Provided passage ->
I sought out a connection in the International Division of US Fish and Wildlife (USFWS) and remortgaged by house. My connection at USFWS explained to me that the project I presented to him might qualify for funding from both their Great Ape Conservation Funding and their Forest Elephant Conservation Funding as the subject matter would deal with both those species. The money from my remortgage would keep me fed and pay for my travel to Brazzaville, Republic of Congo. But writing those proposals was hard work as the redundancies needed for requesting government grants felt like unnecessary repetition, but anathema to someone trained to excite Executive Producers to finance documentary films. These many years later I've learned that government proposals have nothing to do with either excitement or creativity and after several attempts the two grants I applied for in 2005 were indeed funded for approximately $80,000 all together. The goal was to make a series of films connected to Great Apes Conservation and prevention of Ebola, along with a second series films that addressed the Conservation of Forest Elephants, poaching for ivory and human elephant conflict.
My $80,000 might not seem like a lot of money, but put together with my ability to work connections for transportation, office space and and working with Anatole and Bonne Année (my cameraperson and journalist) I felt we could do it. I was, in a word 'inspired'.

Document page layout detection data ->
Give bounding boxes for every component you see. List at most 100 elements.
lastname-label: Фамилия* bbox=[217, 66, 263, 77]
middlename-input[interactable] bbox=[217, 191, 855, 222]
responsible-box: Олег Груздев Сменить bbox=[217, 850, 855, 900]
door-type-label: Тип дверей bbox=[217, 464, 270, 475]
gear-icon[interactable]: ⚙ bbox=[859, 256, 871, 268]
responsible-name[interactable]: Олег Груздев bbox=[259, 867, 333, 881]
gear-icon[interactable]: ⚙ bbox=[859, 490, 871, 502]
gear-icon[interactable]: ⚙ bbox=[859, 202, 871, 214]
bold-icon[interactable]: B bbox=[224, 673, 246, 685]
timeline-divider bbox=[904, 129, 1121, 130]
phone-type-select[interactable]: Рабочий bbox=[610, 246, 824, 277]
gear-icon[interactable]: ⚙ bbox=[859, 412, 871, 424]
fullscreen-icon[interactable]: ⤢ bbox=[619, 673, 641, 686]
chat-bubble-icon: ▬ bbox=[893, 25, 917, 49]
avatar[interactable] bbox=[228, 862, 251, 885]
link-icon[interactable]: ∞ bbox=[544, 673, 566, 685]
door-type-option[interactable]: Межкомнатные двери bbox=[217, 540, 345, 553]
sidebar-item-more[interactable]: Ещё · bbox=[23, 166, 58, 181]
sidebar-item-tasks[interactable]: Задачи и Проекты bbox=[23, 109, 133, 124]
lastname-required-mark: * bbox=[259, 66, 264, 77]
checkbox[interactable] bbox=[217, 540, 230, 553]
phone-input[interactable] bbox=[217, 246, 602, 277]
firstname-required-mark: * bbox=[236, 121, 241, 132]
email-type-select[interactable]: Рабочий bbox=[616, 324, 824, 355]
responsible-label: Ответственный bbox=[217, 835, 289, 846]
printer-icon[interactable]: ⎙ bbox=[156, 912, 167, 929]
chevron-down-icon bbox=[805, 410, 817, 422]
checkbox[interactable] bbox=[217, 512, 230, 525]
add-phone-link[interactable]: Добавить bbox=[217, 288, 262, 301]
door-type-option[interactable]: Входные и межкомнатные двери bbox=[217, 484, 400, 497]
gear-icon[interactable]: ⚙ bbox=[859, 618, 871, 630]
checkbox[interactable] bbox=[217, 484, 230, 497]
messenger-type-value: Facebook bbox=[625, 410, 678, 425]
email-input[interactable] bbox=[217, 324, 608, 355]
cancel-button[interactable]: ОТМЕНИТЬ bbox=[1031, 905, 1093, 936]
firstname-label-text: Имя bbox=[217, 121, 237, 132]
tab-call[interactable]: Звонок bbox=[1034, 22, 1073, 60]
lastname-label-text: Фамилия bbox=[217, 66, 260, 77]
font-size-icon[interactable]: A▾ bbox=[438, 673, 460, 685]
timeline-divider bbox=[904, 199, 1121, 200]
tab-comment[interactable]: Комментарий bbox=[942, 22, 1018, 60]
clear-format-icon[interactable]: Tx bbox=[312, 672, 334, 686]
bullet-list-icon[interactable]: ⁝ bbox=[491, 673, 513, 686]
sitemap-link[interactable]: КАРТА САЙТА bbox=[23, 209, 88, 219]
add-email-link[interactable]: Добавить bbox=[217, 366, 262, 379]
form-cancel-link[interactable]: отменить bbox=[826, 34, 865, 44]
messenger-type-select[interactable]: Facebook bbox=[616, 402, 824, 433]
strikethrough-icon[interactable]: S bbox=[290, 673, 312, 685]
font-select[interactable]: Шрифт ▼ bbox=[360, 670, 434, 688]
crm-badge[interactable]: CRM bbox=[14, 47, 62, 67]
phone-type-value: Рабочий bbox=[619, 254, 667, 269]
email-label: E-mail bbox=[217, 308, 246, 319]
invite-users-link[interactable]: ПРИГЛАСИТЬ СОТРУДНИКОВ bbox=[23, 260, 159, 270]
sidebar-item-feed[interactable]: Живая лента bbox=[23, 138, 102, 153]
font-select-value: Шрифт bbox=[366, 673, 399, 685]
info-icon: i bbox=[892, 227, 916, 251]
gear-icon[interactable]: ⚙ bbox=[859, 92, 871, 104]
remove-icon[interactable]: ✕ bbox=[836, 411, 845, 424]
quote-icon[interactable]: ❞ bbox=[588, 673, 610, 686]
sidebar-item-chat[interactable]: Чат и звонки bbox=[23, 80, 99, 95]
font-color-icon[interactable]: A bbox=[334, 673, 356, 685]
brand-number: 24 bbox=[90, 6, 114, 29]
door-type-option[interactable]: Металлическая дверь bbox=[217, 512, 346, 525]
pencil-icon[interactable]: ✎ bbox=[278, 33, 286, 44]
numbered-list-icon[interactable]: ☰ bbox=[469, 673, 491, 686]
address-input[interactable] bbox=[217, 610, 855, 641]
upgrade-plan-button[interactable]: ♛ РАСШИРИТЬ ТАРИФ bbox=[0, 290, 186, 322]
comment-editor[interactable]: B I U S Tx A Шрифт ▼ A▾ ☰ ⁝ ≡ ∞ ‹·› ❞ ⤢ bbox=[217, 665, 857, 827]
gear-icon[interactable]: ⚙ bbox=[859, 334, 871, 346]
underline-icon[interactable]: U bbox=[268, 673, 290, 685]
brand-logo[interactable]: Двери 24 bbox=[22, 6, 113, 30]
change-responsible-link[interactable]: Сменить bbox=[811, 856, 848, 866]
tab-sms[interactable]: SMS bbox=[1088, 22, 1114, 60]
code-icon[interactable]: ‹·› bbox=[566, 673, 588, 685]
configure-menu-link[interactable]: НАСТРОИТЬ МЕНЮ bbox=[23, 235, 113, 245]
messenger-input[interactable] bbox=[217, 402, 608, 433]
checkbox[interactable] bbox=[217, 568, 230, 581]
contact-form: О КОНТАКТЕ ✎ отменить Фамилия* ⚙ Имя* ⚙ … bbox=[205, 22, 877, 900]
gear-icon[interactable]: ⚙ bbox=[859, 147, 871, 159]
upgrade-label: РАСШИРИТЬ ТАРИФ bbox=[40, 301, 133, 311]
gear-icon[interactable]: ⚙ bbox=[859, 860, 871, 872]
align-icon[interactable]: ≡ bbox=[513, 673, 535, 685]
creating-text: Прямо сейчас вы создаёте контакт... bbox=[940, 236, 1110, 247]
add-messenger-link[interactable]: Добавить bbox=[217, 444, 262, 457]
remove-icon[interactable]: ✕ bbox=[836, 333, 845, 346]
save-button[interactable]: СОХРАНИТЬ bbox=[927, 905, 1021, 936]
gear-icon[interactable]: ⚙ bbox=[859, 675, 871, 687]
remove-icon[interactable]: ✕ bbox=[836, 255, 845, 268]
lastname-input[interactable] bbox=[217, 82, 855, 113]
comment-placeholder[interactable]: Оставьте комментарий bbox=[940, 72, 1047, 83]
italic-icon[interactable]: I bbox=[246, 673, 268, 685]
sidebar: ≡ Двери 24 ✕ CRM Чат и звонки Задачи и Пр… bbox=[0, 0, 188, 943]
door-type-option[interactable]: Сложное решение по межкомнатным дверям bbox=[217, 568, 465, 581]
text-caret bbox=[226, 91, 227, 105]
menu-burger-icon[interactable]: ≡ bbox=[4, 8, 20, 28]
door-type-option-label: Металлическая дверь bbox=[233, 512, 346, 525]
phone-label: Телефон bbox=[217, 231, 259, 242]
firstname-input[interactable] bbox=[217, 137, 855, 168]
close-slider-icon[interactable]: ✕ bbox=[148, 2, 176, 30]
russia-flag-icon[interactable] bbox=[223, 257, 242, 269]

Requirement 1 -> In the passage about the conservation film grants, write out everything from "My $80,000 might" down to "a word 'inspired'.", substituting "camera operator" for "cameraperson".
Requirement 2 -> Name all the subjects that the passage about the conservation film grants says the two planned film series were to address.

Written response 1 ->
My $80,000 might not seem like a lot of money, but put together with my ability to work connections for transportation, office space and and working with Anatole and Bonne Année (my camera operator and journalist) I felt we could do it. I was, in a word 'inspired'.

Written response 2 ->
- Great Apes Conservation
- Prevention of Ebola
- Conservation of Forest Elephants
- Poaching for ivory
- Human elephant conflict